____ Bloque de texto

Muchos pacientes acaban siendo diagnosticados y tratados de forma innecesaria de variados trastornos psicológicos aunque se trata de una patología puramente orgánica ya reconocida en Suecia, Austria y Japón aportando constancia de ello más de 2.000 estudios e investigaciones independientes descubriendo que las radiaciones electromagnéticas afectan a los organismos vivos muy por debajo de las directrices internacionales y nacionales provocando un aumento del estrés celular, cambios en la membrana celular a través de receptores voltaje-dependientes, aumento de radicales libres dañinos, daños genéticos, cambios estructurales y funcionales del sistema reproductor, trastornos en la memoria y en el aprendizaje y trastornos neurológicos. Trastornos que han servido de argumento a algunas resoluciones judiciales estableciendo en nuestro país que la hipersensibilidad electromagnética y ambiental constituye una causa para declarar la incapacidad laboral permanente y absoluta.

________
____ Ítems extraídos

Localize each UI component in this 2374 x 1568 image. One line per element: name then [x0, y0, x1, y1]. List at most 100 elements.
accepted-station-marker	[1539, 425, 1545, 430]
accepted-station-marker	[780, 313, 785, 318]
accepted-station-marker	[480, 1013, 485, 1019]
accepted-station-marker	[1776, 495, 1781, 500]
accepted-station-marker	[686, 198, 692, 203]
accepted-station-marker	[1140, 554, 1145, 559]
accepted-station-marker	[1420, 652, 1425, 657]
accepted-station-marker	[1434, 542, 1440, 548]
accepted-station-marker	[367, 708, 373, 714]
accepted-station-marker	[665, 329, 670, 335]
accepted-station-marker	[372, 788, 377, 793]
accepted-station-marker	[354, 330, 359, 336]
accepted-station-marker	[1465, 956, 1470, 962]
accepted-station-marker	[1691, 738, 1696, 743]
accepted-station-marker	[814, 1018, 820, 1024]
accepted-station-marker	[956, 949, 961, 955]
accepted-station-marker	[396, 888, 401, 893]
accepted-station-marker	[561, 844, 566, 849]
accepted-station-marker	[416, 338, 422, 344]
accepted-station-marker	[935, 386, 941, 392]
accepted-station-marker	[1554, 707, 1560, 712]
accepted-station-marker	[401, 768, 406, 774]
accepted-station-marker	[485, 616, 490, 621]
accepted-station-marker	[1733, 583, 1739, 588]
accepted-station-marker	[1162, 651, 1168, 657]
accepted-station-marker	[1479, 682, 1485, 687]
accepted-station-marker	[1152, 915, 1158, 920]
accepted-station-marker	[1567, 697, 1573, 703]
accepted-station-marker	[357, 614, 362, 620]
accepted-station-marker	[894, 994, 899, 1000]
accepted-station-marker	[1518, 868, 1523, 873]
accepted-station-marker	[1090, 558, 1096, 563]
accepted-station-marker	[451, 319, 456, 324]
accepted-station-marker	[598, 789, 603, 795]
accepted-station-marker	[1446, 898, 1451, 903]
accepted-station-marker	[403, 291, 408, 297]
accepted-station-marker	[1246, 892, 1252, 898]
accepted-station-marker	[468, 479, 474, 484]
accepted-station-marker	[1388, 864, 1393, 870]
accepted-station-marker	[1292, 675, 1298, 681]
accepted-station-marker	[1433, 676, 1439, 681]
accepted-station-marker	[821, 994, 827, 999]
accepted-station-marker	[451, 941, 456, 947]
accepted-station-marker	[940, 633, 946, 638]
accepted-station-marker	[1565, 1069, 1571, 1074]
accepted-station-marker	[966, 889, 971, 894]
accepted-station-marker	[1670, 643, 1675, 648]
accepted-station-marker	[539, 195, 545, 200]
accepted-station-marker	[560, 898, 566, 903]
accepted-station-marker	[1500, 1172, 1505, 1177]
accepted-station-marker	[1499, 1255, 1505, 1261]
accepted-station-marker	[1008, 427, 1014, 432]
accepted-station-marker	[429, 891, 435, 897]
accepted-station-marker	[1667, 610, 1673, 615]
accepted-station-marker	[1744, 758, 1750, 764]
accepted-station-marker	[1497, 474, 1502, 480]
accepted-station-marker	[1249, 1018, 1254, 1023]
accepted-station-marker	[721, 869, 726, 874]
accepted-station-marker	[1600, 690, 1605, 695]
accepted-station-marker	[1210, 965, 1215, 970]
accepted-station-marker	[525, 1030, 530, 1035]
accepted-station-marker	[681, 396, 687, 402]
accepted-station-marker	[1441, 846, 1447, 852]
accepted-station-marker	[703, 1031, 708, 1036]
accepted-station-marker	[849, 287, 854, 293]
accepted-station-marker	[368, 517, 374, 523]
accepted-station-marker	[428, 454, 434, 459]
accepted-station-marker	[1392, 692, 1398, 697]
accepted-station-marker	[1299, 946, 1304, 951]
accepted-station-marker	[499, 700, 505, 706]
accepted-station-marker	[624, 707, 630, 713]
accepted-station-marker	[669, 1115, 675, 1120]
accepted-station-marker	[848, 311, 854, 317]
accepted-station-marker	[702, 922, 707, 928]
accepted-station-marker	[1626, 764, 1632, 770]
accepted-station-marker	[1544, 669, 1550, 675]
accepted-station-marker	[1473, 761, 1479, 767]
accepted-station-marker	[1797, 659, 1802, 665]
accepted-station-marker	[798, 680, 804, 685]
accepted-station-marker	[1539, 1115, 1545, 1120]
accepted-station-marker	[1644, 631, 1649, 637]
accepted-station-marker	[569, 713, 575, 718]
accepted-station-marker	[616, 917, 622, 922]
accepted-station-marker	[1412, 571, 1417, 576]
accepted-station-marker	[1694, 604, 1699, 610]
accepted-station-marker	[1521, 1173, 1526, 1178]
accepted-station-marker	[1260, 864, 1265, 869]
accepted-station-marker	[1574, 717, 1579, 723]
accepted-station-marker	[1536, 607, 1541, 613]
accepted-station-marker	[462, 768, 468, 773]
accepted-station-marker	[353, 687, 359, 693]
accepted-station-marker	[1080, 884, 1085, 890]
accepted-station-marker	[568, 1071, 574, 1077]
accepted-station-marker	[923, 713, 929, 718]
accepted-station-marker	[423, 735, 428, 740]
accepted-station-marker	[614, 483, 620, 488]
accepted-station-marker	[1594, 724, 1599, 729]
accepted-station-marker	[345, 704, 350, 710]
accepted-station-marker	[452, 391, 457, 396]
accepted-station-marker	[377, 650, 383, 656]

________

[Qué se pide]:
¿Qué vendría después de la última oración del texto sobre la hipersensibilidad electromagnética? Escribe la continuación.

[Tu respuesta]:
Son muchos los silencios de nuestra administración, muchas las advertencias de la comunidad científica, alertando de los peligros para la salud de los CEM provenientes sobre todo de las tecnologías de uso inalámbrico. En este sentido las alertas de numerosos científicos e investigadores de diversas universidades de comunidades autónomas de nuestro país son solo una pequeña referencia a la preocupación que ocasiona y despierta este tema.
Por otro lado, a nivel internacional, destaca el llamamiento científico dirigido a la ONU y a la OMS; el dictamen proteccionista de la sección TEN del Comité Económico y Social Europeo (CESE); las Directrices europeas de actuación en campos electromagnéticos de la Academia europea de Medicina ambiental; la Declaración científica internacional de Bruselas sobre Electrohipersensibilidad (EHS) y las recomendaciones del Comité permanente de Salud canadiense. Asimismo algunas resoluciones del Parlamento Europeo demandan actualizar los límites de exposición y la protección de espacios sensibles (escuelas, guarderías, residencias de ancianos y centros de salud) solicitando a los Estados miembros adoptar ya “todas las medidas razonables” para reducir la exposición a CEM.
Son muchos los ejemplos de declaraciones científicas nacionales e internacionales que advierten de los efectos negativos de los CEM, que ponen en evidencia las masivas intervenciones sobre el funcionamiento biofísico vital generados por los campos electromagnéticos (CEM) artificiales y de cómo constituyen el mayor experimento biomédico jamás visto en la historia del ser humano.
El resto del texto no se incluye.